- [Written request]
Reproduce each line exactly. Skip none.

Collected data entries
◇ ◇ ◇ ◇ ◇ ◇ ◇

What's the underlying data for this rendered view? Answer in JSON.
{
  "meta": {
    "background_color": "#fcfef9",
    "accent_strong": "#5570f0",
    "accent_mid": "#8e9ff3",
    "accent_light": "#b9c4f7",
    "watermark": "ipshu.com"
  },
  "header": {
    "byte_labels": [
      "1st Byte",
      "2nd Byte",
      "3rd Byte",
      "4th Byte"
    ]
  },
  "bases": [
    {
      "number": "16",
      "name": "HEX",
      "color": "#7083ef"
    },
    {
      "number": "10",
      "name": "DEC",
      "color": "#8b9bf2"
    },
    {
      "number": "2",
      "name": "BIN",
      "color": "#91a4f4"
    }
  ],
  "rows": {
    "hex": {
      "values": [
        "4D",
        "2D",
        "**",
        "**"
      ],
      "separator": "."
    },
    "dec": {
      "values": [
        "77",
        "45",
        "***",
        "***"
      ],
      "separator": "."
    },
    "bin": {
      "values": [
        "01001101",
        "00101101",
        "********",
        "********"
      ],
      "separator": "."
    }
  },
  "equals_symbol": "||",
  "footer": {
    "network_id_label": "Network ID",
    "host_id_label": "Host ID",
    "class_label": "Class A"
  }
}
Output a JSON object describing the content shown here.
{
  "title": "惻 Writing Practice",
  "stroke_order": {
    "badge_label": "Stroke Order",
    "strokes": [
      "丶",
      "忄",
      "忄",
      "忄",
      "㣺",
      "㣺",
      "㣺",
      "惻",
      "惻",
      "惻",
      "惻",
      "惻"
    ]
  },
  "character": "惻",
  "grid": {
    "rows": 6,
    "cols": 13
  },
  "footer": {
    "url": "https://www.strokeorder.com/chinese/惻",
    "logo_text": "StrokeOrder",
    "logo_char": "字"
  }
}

◇ ◇ ◇ ◇ ◇ ◇ ◇

- [Written solution]
What's the underlying data for this rendered view? Answer in JSON.
{
  "meta": {
    "background_color": "#fcfef9",
    "accent_strong": "#5570f0",
    "accent_mid": "#8e9ff3",
    "accent_light": "#b9c4f7",
    "watermark": "ipshu.com"
  },
  "header": {
    "byte_labels": [
      "1st Byte",
      "2nd Byte",
      "3rd Byte",
      "4th Byte"
    ]
  },
  "bases": [
    {
      "number": "16",
      "name": "HEX",
      "color": "#7083ef"
    },
    {
      "number": "10",
      "name": "DEC",
      "color": "#8b9bf2"
    },
    {
      "number": "2",
      "name": "BIN",
      "color": "#91a4f4"
    }
  ],
  "rows": {
    "hex": {
      "values": [
        "4D",
        "2D",
        "**",
        "**"
      ],
      "separator": "."
    },
    "dec": {
      "values": [
        "77",
        "45",
        "***",
        "***"
      ],
      "separator": "."
    },
    "bin": {
      "values": [
        "01001101",
        "00101101",
        "********",
        "********"
      ],
      "separator": "."
    }
  },
  "equals_symbol": "||",
  "footer": {
    "network_id_label": "Network ID",
    "host_id_label": "Host ID",
    "class_label": "Class A"
  }
}
Output a JSON object describing the content shown here.
{
  "title": "惻 Writing Practice",
  "stroke_order": {
    "badge_label": "Stroke Order",
    "strokes": [
      "丶",
      "忄",
      "忄",
      "忄",
      "㣺",
      "㣺",
      "㣺",
      "惻",
      "惻",
      "惻",
      "惻",
      "惻"
    ]
  },
  "character": "惻",
  "grid": {
    "rows": 6,
    "cols": 13
  },
  "footer": {
    "url": "https://www.strokeorder.com/chinese/惻",
    "logo_text": "StrokeOrder",
    "logo_char": "字"
  }
}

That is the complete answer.